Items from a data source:
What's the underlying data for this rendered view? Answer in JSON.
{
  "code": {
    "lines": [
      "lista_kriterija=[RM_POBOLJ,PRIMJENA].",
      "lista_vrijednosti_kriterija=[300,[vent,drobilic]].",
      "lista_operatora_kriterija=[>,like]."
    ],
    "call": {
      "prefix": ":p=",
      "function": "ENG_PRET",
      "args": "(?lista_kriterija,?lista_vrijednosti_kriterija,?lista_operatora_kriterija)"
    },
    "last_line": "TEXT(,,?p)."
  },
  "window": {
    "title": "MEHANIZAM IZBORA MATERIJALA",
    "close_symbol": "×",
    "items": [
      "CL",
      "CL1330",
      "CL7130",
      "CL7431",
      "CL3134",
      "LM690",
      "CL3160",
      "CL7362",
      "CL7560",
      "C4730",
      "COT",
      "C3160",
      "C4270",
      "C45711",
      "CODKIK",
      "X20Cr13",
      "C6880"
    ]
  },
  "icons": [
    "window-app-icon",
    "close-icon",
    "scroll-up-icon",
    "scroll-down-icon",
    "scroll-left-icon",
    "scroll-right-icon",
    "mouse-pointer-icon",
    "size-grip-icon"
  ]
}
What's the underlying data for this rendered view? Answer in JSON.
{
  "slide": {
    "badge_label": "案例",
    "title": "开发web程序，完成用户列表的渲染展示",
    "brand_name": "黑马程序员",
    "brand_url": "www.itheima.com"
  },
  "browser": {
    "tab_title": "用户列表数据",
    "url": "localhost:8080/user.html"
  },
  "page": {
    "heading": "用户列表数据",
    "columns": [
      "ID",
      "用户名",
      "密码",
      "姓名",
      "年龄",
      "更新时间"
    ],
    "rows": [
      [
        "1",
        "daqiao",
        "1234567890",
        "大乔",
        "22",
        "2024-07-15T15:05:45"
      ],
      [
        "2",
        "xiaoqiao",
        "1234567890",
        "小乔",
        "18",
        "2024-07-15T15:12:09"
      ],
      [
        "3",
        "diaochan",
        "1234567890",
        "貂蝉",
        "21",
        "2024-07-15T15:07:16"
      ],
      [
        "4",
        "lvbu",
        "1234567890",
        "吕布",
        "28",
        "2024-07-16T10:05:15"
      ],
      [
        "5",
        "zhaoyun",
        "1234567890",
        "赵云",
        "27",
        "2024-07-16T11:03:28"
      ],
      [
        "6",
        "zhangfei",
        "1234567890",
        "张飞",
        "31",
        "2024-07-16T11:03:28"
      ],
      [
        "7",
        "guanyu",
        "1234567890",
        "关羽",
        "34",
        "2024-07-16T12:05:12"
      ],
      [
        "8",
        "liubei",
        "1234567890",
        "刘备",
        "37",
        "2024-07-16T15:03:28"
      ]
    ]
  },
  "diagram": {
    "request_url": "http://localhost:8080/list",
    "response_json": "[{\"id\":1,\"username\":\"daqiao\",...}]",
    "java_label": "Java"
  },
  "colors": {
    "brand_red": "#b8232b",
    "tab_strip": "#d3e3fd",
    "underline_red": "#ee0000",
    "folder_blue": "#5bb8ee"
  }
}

Work to be completed: Type out the material again exactly as presented.

Task response:
What's the underlying data for this rendered view? Answer in JSON.
{
  "code": {
    "lines": [
      "lista_kriterija=[RM_POBOLJ,PRIMJENA].",
      "lista_vrijednosti_kriterija=[300,[vent,drobilic]].",
      "lista_operatora_kriterija=[>,like]."
    ],
    "call": {
      "prefix": ":p=",
      "function": "ENG_PRET",
      "args": "(?lista_kriterija,?lista_vrijednosti_kriterija,?lista_operatora_kriterija)"
    },
    "last_line": "TEXT(,,?p)."
  },
  "window": {
    "title": "MEHANIZAM IZBORA MATERIJALA",
    "close_symbol": "×",
    "items": [
      "CL",
      "CL1330",
      "CL7130",
      "CL7431",
      "CL3134",
      "LM690",
      "CL3160",
      "CL7362",
      "CL7560",
      "C4730",
      "COT",
      "C3160",
      "C4270",
      "C45711",
      "CODKIK",
      "X20Cr13",
      "C6880"
    ]
  },
  "icons": [
    "window-app-icon",
    "close-icon",
    "scroll-up-icon",
    "scroll-down-icon",
    "scroll-left-icon",
    "scroll-right-icon",
    "mouse-pointer-icon",
    "size-grip-icon"
  ]
}
What's the underlying data for this rendered view? Answer in JSON.
{
  "slide": {
    "badge_label": "案例",
    "title": "开发web程序，完成用户列表的渲染展示",
    "brand_name": "黑马程序员",
    "brand_url": "www.itheima.com"
  },
  "browser": {
    "tab_title": "用户列表数据",
    "url": "localhost:8080/user.html"
  },
  "page": {
    "heading": "用户列表数据",
    "columns": [
      "ID",
      "用户名",
      "密码",
      "姓名",
      "年龄",
      "更新时间"
    ],
    "rows": [
      [
        "1",
        "daqiao",
        "1234567890",
        "大乔",
        "22",
        "2024-07-15T15:05:45"
      ],
      [
        "2",
        "xiaoqiao",
        "1234567890",
        "小乔",
        "18",
        "2024-07-15T15:12:09"
      ],
      [
        "3",
        "diaochan",
        "1234567890",
        "貂蝉",
        "21",
        "2024-07-15T15:07:16"
      ],
      [
        "4",
        "lvbu",
        "1234567890",
        "吕布",
        "28",
        "2024-07-16T10:05:15"
      ],
      [
        "5",
        "zhaoyun",
        "1234567890",
        "赵云",
        "27",
        "2024-07-16T11:03:28"
      ],
      [
        "6",
        "zhangfei",
        "1234567890",
        "张飞",
        "31",
        "2024-07-16T11:03:28"
      ],
      [
        "7",
        "guanyu",
        "1234567890",
        "关羽",
        "34",
        "2024-07-16T12:05:12"
      ],
      [
        "8",
        "liubei",
        "1234567890",
        "刘备",
        "37",
        "2024-07-16T15:03:28"
      ]
    ]
  },
  "diagram": {
    "request_url": "http://localhost:8080/list",
    "response_json": "[{\"id\":1,\"username\":\"daqiao\",...}]",
    "java_label": "Java"
  },
  "colors": {
    "brand_red": "#b8232b",
    "tab_strip": "#d3e3fd",
    "underline_red": "#ee0000",
    "folder_blue": "#5bb8ee"
  }
}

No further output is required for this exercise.